Stored records
====

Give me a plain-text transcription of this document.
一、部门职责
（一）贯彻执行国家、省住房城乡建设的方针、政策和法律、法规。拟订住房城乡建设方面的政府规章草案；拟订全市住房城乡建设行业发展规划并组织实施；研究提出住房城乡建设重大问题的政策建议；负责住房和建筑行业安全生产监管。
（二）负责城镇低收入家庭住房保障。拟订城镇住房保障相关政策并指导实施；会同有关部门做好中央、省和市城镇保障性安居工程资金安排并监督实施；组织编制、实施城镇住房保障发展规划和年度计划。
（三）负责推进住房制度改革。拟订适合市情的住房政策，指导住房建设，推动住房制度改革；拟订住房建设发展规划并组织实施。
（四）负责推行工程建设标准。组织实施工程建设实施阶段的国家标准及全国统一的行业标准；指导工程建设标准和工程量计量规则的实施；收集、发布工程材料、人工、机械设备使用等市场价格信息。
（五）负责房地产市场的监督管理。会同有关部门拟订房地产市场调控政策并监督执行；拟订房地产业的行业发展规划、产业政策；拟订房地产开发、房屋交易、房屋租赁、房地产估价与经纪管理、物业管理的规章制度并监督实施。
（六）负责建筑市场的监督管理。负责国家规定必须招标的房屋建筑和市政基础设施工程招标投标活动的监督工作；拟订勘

====

• _The task_
Write out all of the records above exactly as they appear.

• _The output_
Give me a plain-text transcription of this document.
一、部门职责
（一）贯彻执行国家、省住房城乡建设的方针、政策和法律、法规。拟订住房城乡建设方面的政府规章草案；拟订全市住房城乡建设行业发展规划并组织实施；研究提出住房城乡建设重大问题的政策建议；负责住房和建筑行业安全生产监管。
（二）负责城镇低收入家庭住房保障。拟订城镇住房保障相关政策并指导实施；会同有关部门做好中央、省和市城镇保障性安居工程资金安排并监督实施；组织编制、实施城镇住房保障发展规划和年度计划。
（三）负责推进住房制度改革。拟订适合市情的住房政策，指导住房建设，推动住房制度改革；拟订住房建设发展规划并组织实施。
（四）负责推行工程建设标准。组织实施工程建设实施阶段的国家标准及全国统一的行业标准；指导工程建设标准和工程量计量规则的实施；收集、发布工程材料、人工、机械设备使用等市场价格信息。
（五）负责房地产市场的监督管理。会同有关部门拟订房地产市场调控政策并监督执行；拟订房地产业的行业发展规划、产业政策；拟订房地产开发、房屋交易、房屋租赁、房地产估价与经纪管理、物业管理的规章制度并监督实施。
（六）负责建筑市场的监督管理。负责国家规定必须招标的房屋建筑和市政基础设施工程招标投标活动的监督工作；拟订勘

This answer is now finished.